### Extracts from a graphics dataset
###

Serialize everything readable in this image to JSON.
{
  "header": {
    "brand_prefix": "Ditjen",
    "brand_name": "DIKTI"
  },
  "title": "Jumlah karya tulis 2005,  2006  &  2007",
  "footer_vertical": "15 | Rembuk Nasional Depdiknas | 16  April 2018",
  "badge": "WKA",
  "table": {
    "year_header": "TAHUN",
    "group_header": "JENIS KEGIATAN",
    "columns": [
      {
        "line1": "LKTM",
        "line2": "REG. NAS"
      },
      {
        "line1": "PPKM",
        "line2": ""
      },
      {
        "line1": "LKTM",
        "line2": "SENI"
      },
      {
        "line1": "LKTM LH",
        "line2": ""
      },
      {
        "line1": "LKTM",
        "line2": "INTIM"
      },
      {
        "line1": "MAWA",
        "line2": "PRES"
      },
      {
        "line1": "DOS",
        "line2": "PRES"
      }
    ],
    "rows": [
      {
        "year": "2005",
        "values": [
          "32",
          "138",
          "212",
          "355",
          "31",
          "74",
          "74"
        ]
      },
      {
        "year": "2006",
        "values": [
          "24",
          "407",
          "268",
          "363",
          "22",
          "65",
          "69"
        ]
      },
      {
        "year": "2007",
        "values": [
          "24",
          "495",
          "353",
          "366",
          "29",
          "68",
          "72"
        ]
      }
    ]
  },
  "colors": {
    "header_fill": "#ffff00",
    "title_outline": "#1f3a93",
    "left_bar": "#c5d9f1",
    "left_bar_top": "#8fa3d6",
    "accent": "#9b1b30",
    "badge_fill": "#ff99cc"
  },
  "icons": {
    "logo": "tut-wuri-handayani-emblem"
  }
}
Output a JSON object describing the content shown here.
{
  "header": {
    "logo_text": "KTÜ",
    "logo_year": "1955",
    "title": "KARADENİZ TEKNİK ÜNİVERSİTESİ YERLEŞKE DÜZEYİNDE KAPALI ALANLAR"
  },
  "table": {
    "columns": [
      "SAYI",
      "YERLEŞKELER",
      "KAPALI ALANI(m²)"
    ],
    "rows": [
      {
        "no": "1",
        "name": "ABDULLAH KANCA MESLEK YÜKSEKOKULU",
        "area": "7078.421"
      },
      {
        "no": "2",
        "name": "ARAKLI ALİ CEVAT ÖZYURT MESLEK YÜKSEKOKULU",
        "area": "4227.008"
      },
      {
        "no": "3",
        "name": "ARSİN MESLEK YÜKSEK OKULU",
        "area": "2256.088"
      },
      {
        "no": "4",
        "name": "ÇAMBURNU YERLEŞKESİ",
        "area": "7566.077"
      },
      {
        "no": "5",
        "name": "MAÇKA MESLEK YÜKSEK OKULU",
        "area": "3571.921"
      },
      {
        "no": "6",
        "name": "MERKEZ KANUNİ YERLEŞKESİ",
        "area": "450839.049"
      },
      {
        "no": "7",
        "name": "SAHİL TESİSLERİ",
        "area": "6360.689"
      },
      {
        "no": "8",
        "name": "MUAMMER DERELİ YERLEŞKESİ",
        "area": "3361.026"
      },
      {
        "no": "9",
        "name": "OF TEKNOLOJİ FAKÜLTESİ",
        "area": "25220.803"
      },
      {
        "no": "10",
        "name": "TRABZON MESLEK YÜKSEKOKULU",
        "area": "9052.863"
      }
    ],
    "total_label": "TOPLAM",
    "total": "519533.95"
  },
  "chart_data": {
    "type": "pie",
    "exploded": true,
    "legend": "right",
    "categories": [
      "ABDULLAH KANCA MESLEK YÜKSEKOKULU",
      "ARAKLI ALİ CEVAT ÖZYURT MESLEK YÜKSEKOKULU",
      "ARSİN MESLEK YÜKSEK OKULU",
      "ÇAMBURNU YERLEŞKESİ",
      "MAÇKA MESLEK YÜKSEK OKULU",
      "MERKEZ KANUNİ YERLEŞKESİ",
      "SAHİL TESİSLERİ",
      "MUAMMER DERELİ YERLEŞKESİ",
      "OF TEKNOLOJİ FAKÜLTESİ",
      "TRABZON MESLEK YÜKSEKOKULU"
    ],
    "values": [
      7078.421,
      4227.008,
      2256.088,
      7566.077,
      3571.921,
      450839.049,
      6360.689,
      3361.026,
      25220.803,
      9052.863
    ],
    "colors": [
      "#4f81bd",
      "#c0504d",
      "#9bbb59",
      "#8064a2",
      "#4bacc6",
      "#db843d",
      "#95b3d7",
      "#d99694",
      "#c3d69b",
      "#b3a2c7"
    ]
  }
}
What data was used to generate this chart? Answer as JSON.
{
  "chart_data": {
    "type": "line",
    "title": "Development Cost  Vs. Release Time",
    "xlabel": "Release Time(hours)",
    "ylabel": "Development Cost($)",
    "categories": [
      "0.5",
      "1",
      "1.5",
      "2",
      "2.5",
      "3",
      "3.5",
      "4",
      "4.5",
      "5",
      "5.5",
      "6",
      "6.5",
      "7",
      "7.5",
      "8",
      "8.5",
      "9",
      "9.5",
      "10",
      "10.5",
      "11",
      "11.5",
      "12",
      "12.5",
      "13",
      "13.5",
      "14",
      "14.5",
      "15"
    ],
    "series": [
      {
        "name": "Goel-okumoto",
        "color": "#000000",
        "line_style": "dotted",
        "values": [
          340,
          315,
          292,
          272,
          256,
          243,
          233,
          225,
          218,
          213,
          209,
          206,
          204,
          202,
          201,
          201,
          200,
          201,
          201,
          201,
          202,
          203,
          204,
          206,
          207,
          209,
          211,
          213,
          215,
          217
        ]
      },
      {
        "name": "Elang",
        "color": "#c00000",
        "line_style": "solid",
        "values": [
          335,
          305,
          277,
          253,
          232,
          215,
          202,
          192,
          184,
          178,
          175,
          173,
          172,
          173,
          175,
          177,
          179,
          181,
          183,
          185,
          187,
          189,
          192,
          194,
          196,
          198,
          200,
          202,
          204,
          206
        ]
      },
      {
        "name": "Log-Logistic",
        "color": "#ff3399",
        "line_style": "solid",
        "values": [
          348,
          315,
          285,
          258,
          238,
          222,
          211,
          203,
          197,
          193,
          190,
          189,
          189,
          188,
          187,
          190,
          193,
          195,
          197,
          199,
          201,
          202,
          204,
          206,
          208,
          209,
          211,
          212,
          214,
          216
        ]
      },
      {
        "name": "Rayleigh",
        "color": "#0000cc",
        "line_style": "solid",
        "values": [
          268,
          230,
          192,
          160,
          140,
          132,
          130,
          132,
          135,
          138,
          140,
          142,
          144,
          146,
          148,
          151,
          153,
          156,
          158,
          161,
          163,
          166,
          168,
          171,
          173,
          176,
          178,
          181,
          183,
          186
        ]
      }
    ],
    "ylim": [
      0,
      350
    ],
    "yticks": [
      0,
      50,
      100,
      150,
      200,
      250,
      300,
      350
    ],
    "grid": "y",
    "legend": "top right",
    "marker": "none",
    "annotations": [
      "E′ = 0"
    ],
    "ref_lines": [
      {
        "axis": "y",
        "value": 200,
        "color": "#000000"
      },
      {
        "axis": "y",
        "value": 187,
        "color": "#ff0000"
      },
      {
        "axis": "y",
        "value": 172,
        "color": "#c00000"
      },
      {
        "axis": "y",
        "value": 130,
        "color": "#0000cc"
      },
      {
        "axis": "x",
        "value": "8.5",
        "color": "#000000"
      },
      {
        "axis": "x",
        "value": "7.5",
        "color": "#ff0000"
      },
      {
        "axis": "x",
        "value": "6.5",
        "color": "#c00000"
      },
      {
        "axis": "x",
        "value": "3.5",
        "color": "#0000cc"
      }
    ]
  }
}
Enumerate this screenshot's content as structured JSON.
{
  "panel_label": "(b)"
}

###

### WHAT IS EXPECTED
Retype the entries exactly, including every line.

### ANSWER TO THIS PROBLEM
Serialize everything readable in this image to JSON.
{
  "header": {
    "brand_prefix": "Ditjen",
    "brand_name": "DIKTI"
  },
  "title": "Jumlah karya tulis 2005,  2006  &  2007",
  "footer_vertical": "15 | Rembuk Nasional Depdiknas | 16  April 2018",
  "badge": "WKA",
  "table": {
    "year_header": "TAHUN",
    "group_header": "JENIS KEGIATAN",
    "columns": [
      {
        "line1": "LKTM",
        "line2": "REG. NAS"
      },
      {
        "line1": "PPKM",
        "line2": ""
      },
      {
        "line1": "LKTM",
        "line2": "SENI"
      },
      {
        "line1": "LKTM LH",
        "line2": ""
      },
      {
        "line1": "LKTM",
        "line2": "INTIM"
      },
      {
        "line1": "MAWA",
        "line2": "PRES"
      },
      {
        "line1": "DOS",
        "line2": "PRES"
      }
    ],
    "rows": [
      {
        "year": "2005",
        "values": [
          "32",
          "138",
          "212",
          "355",
          "31",
          "74",
          "74"
        ]
      },
      {
        "year": "2006",
        "values": [
          "24",
          "407",
          "268",
          "363",
          "22",
          "65",
          "69"
        ]
      },
      {
        "year": "2007",
        "values": [
          "24",
          "495",
          "353",
          "366",
          "29",
          "68",
          "72"
        ]
      }
    ]
  },
  "colors": {
    "header_fill": "#ffff00",
    "title_outline": "#1f3a93",
    "left_bar": "#c5d9f1",
    "left_bar_top": "#8fa3d6",
    "accent": "#9b1b30",
    "badge_fill": "#ff99cc"
  },
  "icons": {
    "logo": "tut-wuri-handayani-emblem"
  }
}
Output a JSON object describing the content shown here.
{
  "header": {
    "logo_text": "KTÜ",
    "logo_year": "1955",
    "title": "KARADENİZ TEKNİK ÜNİVERSİTESİ YERLEŞKE DÜZEYİNDE KAPALI ALANLAR"
  },
  "table": {
    "columns": [
      "SAYI",
      "YERLEŞKELER",
      "KAPALI ALANI(m²)"
    ],
    "rows": [
      {
        "no": "1",
        "name": "ABDULLAH KANCA MESLEK YÜKSEKOKULU",
        "area": "7078.421"
      },
      {
        "no": "2",
        "name": "ARAKLI ALİ CEVAT ÖZYURT MESLEK YÜKSEKOKULU",
        "area": "4227.008"
      },
      {
        "no": "3",
        "name": "ARSİN MESLEK YÜKSEK OKULU",
        "area": "2256.088"
      },
      {
        "no": "4",
        "name": "ÇAMBURNU YERLEŞKESİ",
        "area": "7566.077"
      },
      {
        "no": "5",
        "name": "MAÇKA MESLEK YÜKSEK OKULU",
        "area": "3571.921"
      },
      {
        "no": "6",
        "name": "MERKEZ KANUNİ YERLEŞKESİ",
        "area": "450839.049"
      },
      {
        "no": "7",
        "name": "SAHİL TESİSLERİ",
        "area": "6360.689"
      },
      {
        "no": "8",
        "name": "MUAMMER DERELİ YERLEŞKESİ",
        "area": "3361.026"
      },
      {
        "no": "9",
        "name": "OF TEKNOLOJİ FAKÜLTESİ",
        "area": "25220.803"
      },
      {
        "no": "10",
        "name": "TRABZON MESLEK YÜKSEKOKULU",
        "area": "9052.863"
      }
    ],
    "total_label": "TOPLAM",
    "total": "519533.95"
  },
  "chart_data": {
    "type": "pie",
    "exploded": true,
    "legend": "right",
    "categories": [
      "ABDULLAH KANCA MESLEK YÜKSEKOKULU",
      "ARAKLI ALİ CEVAT ÖZYURT MESLEK YÜKSEKOKULU",
      "ARSİN MESLEK YÜKSEK OKULU",
      "ÇAMBURNU YERLEŞKESİ",
      "MAÇKA MESLEK YÜKSEK OKULU",
      "MERKEZ KANUNİ YERLEŞKESİ",
      "SAHİL TESİSLERİ",
      "MUAMMER DERELİ YERLEŞKESİ",
      "OF TEKNOLOJİ FAKÜLTESİ",
      "TRABZON MESLEK YÜKSEKOKULU"
    ],
    "values": [
      7078.421,
      4227.008,
      2256.088,
      7566.077,
      3571.921,
      450839.049,
      6360.689,
      3361.026,
      25220.803,
      9052.863
    ],
    "colors": [
      "#4f81bd",
      "#c0504d",
      "#9bbb59",
      "#8064a2",
      "#4bacc6",
      "#db843d",
      "#95b3d7",
      "#d99694",
      "#c3d69b",
      "#b3a2c7"
    ]
  }
}
What data was used to generate this chart? Answer as JSON.
{
  "chart_data": {
    "type": "line",
    "title": "Development Cost  Vs. Release Time",
    "xlabel": "Release Time(hours)",
    "ylabel": "Development Cost($)",
    "categories": [
      "0.5",
      "1",
      "1.5",
      "2",
      "2.5",
      "3",
      "3.5",
      "4",
      "4.5",
      "5",
      "5.5",
      "6",
      "6.5",
      "7",
      "7.5",
      "8",
      "8.5",
      "9",
      "9.5",
      "10",
      "10.5",
      "11",
      "11.5",
      "12",
      "12.5",
      "13",
      "13.5",
      "14",
      "14.5",
      "15"
    ],
    "series": [
      {
        "name": "Goel-okumoto",
        "color": "#000000",
        "line_style": "dotted",
        "values": [
          340,
          315,
          292,
          272,
          256,
          243,
          233,
          225,
          218,
          213,
          209,
          206,
          204,
          202,
          201,
          201,
          200,
          201,
          201,
          201,
          202,
          203,
          204,
          206,
          207,
          209,
          211,
          213,
          215,
          217
        ]
      },
      {
        "name": "Elang",
        "color": "#c00000",
        "line_style": "solid",
        "values": [
          335,
          305,
          277,
          253,
          232,
          215,
          202,
          192,
          184,
          178,
          175,
          173,
          172,
          173,
          175,
          177,
          179,
          181,
          183,
          185,
          187,
          189,
          192,
          194,
          196,
          198,
          200,
          202,
          204,
          206
        ]
      },
      {
        "name": "Log-Logistic",
        "color": "#ff3399",
        "line_style": "solid",
        "values": [
          348,
          315,
          285,
          258,
          238,
          222,
          211,
          203,
          197,
          193,
          190,
          189,
          189,
          188,
          187,
          190,
          193,
          195,
          197,
          199,
          201,
          202,
          204,
          206,
          208,
          209,
          211,
          212,
          214,
          216
        ]
      },
      {
        "name": "Rayleigh",
        "color": "#0000cc",
        "line_style": "solid",
        "values": [
          268,
          230,
          192,
          160,
          140,
          132,
          130,
          132,
          135,
          138,
          140,
          142,
          144,
          146,
          148,
          151,
          153,
          156,
          158,
          161,
          163,
          166,
          168,
          171,
          173,
          176,
          178,
          181,
          183,
          186
        ]
      }
    ],
    "ylim": [
      0,
      350
    ],
    "yticks": [
      0,
      50,
      100,
      150,
      200,
      250,
      300,
      350
    ],
    "grid": "y",
    "legend": "top right",
    "marker": "none",
    "annotations": [
      "E′ = 0"
    ],
    "ref_lines": [
      {
        "axis": "y",
        "value": 200,
        "color": "#000000"
      },
      {
        "axis": "y",
        "value": 187,
        "color": "#ff0000"
      },
      {
        "axis": "y",
        "value": 172,
        "color": "#c00000"
      },
      {
        "axis": "y",
        "value": 130,
        "color": "#0000cc"
      },
      {
        "axis": "x",
        "value": "8.5",
        "color": "#000000"
      },
      {
        "axis": "x",
        "value": "7.5",
        "color": "#ff0000"
      },
      {
        "axis": "x",
        "value": "6.5",
        "color": "#c00000"
      },
      {
        "axis": "x",
        "value": "3.5",
        "color": "#0000cc"
      }
    ]
  }
}
Enumerate this screenshot's content as structured JSON.
{
  "panel_label": "(b)"
}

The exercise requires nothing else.